**Task details**
Quote the whole listing exactly. Leave the pictures out of your copy.

[START Entries provided]

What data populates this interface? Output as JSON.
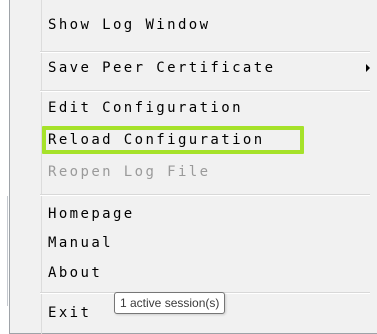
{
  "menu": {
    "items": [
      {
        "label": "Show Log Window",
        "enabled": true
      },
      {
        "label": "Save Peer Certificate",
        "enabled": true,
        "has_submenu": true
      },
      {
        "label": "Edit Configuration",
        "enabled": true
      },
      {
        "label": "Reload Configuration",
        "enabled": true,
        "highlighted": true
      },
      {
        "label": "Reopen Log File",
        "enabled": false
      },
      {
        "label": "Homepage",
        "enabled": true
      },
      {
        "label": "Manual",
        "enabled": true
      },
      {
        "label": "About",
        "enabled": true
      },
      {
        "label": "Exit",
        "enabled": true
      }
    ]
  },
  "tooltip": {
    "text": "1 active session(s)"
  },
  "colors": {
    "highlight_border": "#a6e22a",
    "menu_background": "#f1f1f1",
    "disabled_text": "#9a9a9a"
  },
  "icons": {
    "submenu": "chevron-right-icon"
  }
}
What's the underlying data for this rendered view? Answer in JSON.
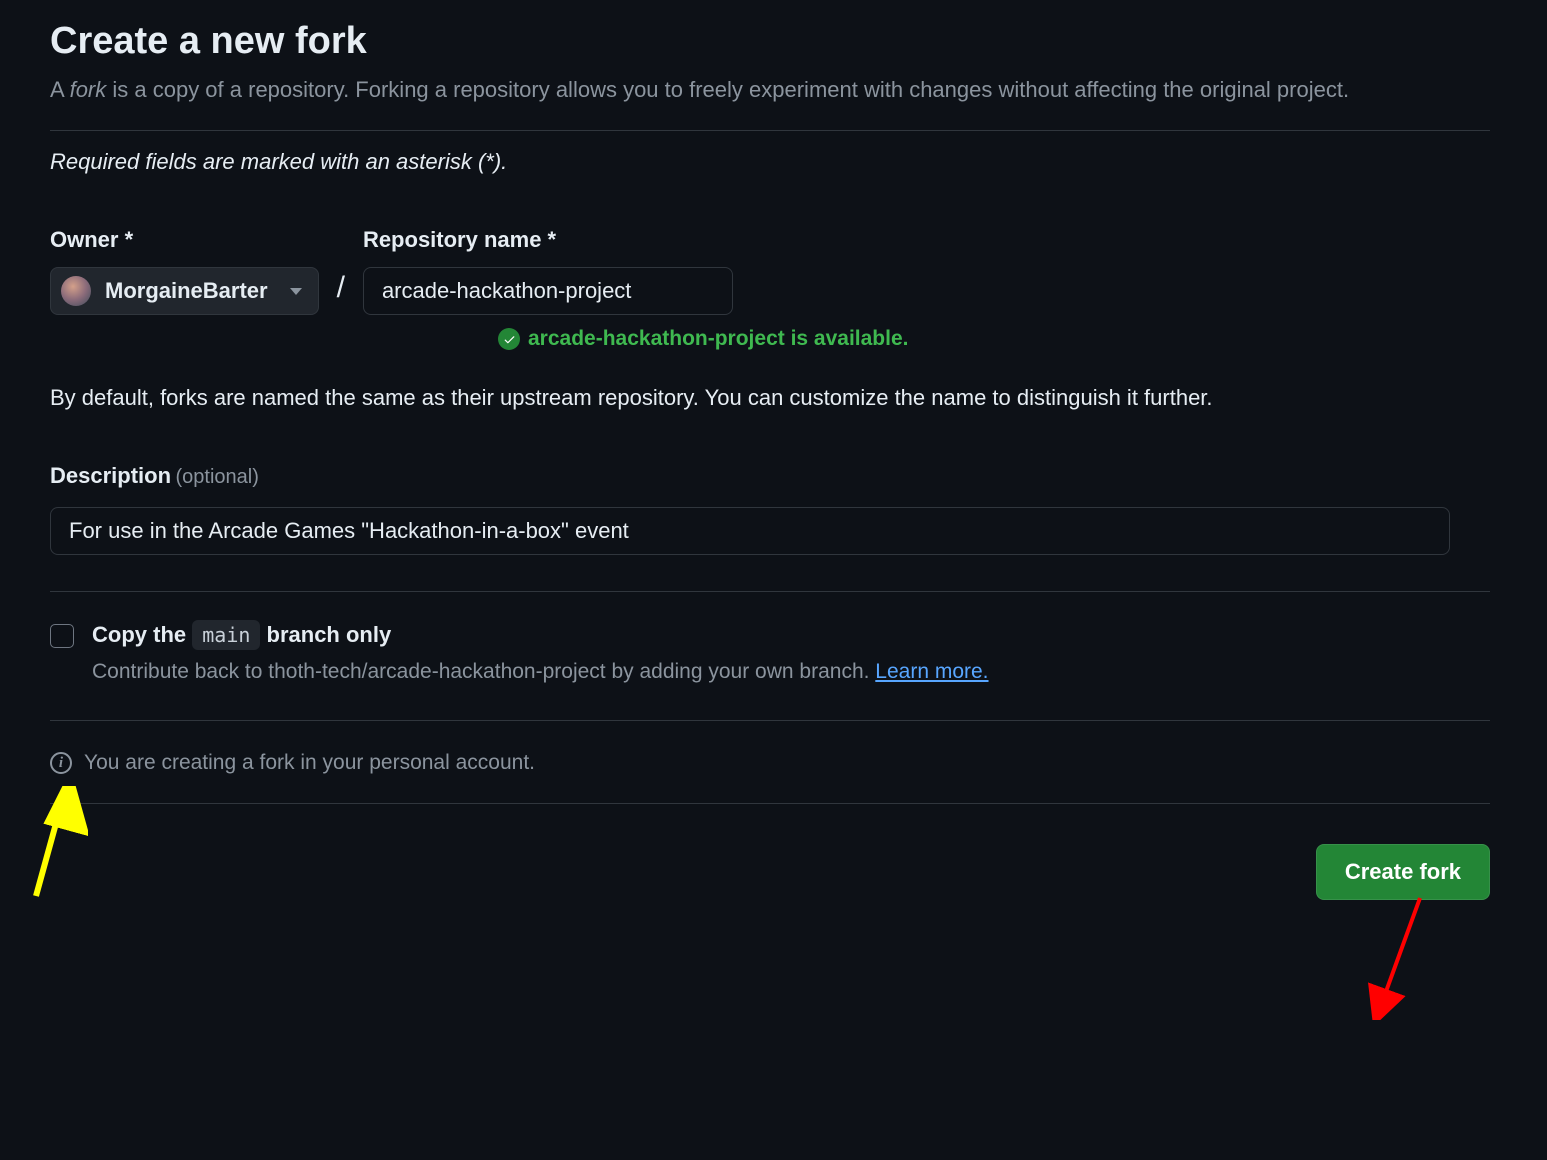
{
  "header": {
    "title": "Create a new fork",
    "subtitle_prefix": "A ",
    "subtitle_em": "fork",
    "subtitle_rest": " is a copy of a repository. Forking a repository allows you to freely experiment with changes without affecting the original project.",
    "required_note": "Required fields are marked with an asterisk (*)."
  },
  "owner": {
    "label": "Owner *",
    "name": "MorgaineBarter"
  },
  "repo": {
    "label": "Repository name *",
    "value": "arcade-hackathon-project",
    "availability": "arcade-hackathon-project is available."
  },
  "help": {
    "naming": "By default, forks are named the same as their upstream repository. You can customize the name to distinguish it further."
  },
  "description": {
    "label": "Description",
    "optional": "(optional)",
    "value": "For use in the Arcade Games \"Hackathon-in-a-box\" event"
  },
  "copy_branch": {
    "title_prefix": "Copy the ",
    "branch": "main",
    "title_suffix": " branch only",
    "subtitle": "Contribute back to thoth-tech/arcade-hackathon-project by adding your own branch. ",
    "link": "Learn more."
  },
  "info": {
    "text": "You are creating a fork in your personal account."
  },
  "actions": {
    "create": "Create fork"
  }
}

[END Entries provided]

**Result of the task**
What data populates this interface? Output as JSON.
{
  "menu": {
    "items": [
      {
        "label": "Show Log Window",
        "enabled": true
      },
      {
        "label": "Save Peer Certificate",
        "enabled": true,
        "has_submenu": true
      },
      {
        "label": "Edit Configuration",
        "enabled": true
      },
      {
        "label": "Reload Configuration",
        "enabled": true,
        "highlighted": true
      },
      {
        "label": "Reopen Log File",
        "enabled": false
      },
      {
        "label": "Homepage",
        "enabled": true
      },
      {
        "label": "Manual",
        "enabled": true
      },
      {
        "label": "About",
        "enabled": true
      },
      {
        "label": "Exit",
        "enabled": true
      }
    ]
  },
  "tooltip": {
    "text": "1 active session(s)"
  },
  "colors": {
    "highlight_border": "#a6e22a",
    "menu_background": "#f1f1f1",
    "disabled_text": "#9a9a9a"
  },
  "icons": {
    "submenu": "chevron-right-icon"
  }
}
What's the underlying data for this rendered view? Answer in JSON.
{
  "header": {
    "title": "Create a new fork",
    "subtitle_prefix": "A ",
    "subtitle_em": "fork",
    "subtitle_rest": " is a copy of a repository. Forking a repository allows you to freely experiment with changes without affecting the original project.",
    "required_note": "Required fields are marked with an asterisk (*)."
  },
  "owner": {
    "label": "Owner *",
    "name": "MorgaineBarter"
  },
  "repo": {
    "label": "Repository name *",
    "value": "arcade-hackathon-project",
    "availability": "arcade-hackathon-project is available."
  },
  "help": {
    "naming": "By default, forks are named the same as their upstream repository. You can customize the name to distinguish it further."
  },
  "description": {
    "label": "Description",
    "optional": "(optional)",
    "value": "For use in the Arcade Games \"Hackathon-in-a-box\" event"
  },
  "copy_branch": {
    "title_prefix": "Copy the ",
    "branch": "main",
    "title_suffix": " branch only",
    "subtitle": "Contribute back to thoth-tech/arcade-hackathon-project by adding your own branch. ",
    "link": "Learn more."
  },
  "info": {
    "text": "You are creating a fork in your personal account."
  },
  "actions": {
    "create": "Create fork"
  }
}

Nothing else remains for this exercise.